Write out the records word for word, with no pictures.

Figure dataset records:
==============================
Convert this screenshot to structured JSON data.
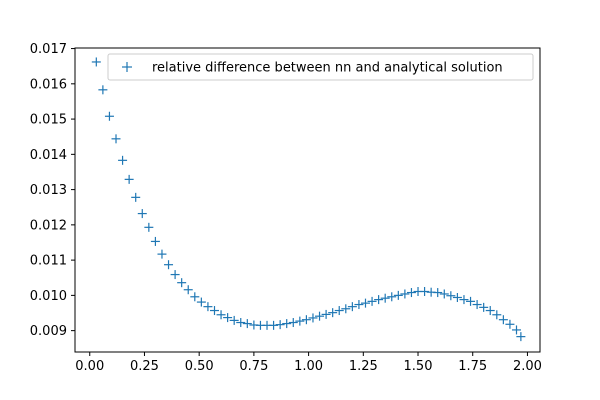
{
  "chart_data": {
    "type": "scatter",
    "title": "",
    "xlabel": "",
    "ylabel": "",
    "xlim": [
      -0.0674,
      2.0574
    ],
    "ylim": [
      0.008394,
      0.017016
    ],
    "xticks": [
      0.0,
      0.25,
      0.5,
      0.75,
      1.0,
      1.25,
      1.5,
      1.75,
      2.0
    ],
    "xtick_labels": [
      "0.00",
      "0.25",
      "0.50",
      "0.75",
      "1.00",
      "1.25",
      "1.50",
      "1.75",
      "2.00"
    ],
    "yticks": [
      0.009,
      0.01,
      0.011,
      0.012,
      0.013,
      0.014,
      0.015,
      0.016,
      0.017
    ],
    "ytick_labels": [
      "0.009",
      "0.010",
      "0.011",
      "0.012",
      "0.013",
      "0.014",
      "0.015",
      "0.016",
      "0.017"
    ],
    "grid": false,
    "legend_position": "upper right",
    "marker": "+",
    "series": [
      {
        "name": "relative difference between nn and analytical solution",
        "color": "#1f77b4",
        "x": [
          0.03,
          0.06,
          0.09,
          0.12,
          0.15,
          0.18,
          0.21,
          0.24,
          0.27,
          0.3,
          0.33,
          0.36,
          0.39,
          0.42,
          0.45,
          0.48,
          0.51,
          0.54,
          0.57,
          0.6,
          0.63,
          0.66,
          0.69,
          0.72,
          0.75,
          0.78,
          0.81,
          0.84,
          0.87,
          0.9,
          0.93,
          0.96,
          0.99,
          1.02,
          1.05,
          1.08,
          1.11,
          1.14,
          1.17,
          1.2,
          1.23,
          1.26,
          1.29,
          1.32,
          1.35,
          1.38,
          1.41,
          1.44,
          1.47,
          1.5,
          1.53,
          1.56,
          1.59,
          1.62,
          1.65,
          1.68,
          1.71,
          1.74,
          1.77,
          1.8,
          1.83,
          1.86,
          1.89,
          1.92,
          1.95,
          1.97
        ],
        "y": [
          0.01662,
          0.01583,
          0.01508,
          0.01444,
          0.01383,
          0.01329,
          0.01278,
          0.01232,
          0.01193,
          0.01153,
          0.01117,
          0.01087,
          0.01059,
          0.01036,
          0.01016,
          0.00996,
          0.00981,
          0.00968,
          0.00957,
          0.00945,
          0.00937,
          0.00929,
          0.00923,
          0.0092,
          0.00916,
          0.00915,
          0.00915,
          0.00915,
          0.00917,
          0.0092,
          0.00923,
          0.00927,
          0.00931,
          0.00936,
          0.00941,
          0.00946,
          0.00951,
          0.00957,
          0.00962,
          0.00968,
          0.00974,
          0.00978,
          0.00983,
          0.00988,
          0.00992,
          0.00996,
          0.01,
          0.01004,
          0.01008,
          0.01011,
          0.01011,
          0.01009,
          0.01008,
          0.01004,
          0.00999,
          0.00994,
          0.00988,
          0.00983,
          0.00974,
          0.00966,
          0.00957,
          0.00945,
          0.00931,
          0.00918,
          0.00902,
          0.00883
        ]
      }
    ]
  }
}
==============================
• **FULL OUTPUT**:
Convert this screenshot to structured JSON data.
{
  "chart_data": {
    "type": "scatter",
    "title": "",
    "xlabel": "",
    "ylabel": "",
    "xlim": [
      -0.0674,
      2.0574
    ],
    "ylim": [
      0.008394,
      0.017016
    ],
    "xticks": [
      0.0,
      0.25,
      0.5,
      0.75,
      1.0,
      1.25,
      1.5,
      1.75,
      2.0
    ],
    "xtick_labels": [
      "0.00",
      "0.25",
      "0.50",
      "0.75",
      "1.00",
      "1.25",
      "1.50",
      "1.75",
      "2.00"
    ],
    "yticks": [
      0.009,
      0.01,
      0.011,
      0.012,
      0.013,
      0.014,
      0.015,
      0.016,
      0.017
    ],
    "ytick_labels": [
      "0.009",
      "0.010",
      "0.011",
      "0.012",
      "0.013",
      "0.014",
      "0.015",
      "0.016",
      "0.017"
    ],
    "grid": false,
    "legend_position": "upper right",
    "marker": "+",
    "series": [
      {
        "name": "relative difference between nn and analytical solution",
        "color": "#1f77b4",
        "x": [
          0.03,
          0.06,
          0.09,
          0.12,
          0.15,
          0.18,
          0.21,
          0.24,
          0.27,
          0.3,
          0.33,
          0.36,
          0.39,
          0.42,
          0.45,
          0.48,
          0.51,
          0.54,
          0.57,
          0.6,
          0.63,
          0.66,
          0.69,
          0.72,
          0.75,
          0.78,
          0.81,
          0.84,
          0.87,
          0.9,
          0.93,
          0.96,
          0.99,
          1.02,
          1.05,
          1.08,
          1.11,
          1.14,
          1.17,
          1.2,
          1.23,
          1.26,
          1.29,
          1.32,
          1.35,
          1.38,
          1.41,
          1.44,
          1.47,
          1.5,
          1.53,
          1.56,
          1.59,
          1.62,
          1.65,
          1.68,
          1.71,
          1.74,
          1.77,
          1.8,
          1.83,
          1.86,
          1.89,
          1.92,
          1.95,
          1.97
        ],
        "y": [
          0.01662,
          0.01583,
          0.01508,
          0.01444,
          0.01383,
          0.01329,
          0.01278,
          0.01232,
          0.01193,
          0.01153,
          0.01117,
          0.01087,
          0.01059,
          0.01036,
          0.01016,
          0.00996,
          0.00981,
          0.00968,
          0.00957,
          0.00945,
          0.00937,
          0.00929,
          0.00923,
          0.0092,
          0.00916,
          0.00915,
          0.00915,
          0.00915,
          0.00917,
          0.0092,
          0.00923,
          0.00927,
          0.00931,
          0.00936,
          0.00941,
          0.00946,
          0.00951,
          0.00957,
          0.00962,
          0.00968,
          0.00974,
          0.00978,
          0.00983,
          0.00988,
          0.00992,
          0.00996,
          0.01,
          0.01004,
          0.01008,
          0.01011,
          0.01011,
          0.01009,
          0.01008,
          0.01004,
          0.00999,
          0.00994,
          0.00988,
          0.00983,
          0.00974,
          0.00966,
          0.00957,
          0.00945,
          0.00931,
          0.00918,
          0.00902,
          0.00883
        ]
      }
    ]
  }
}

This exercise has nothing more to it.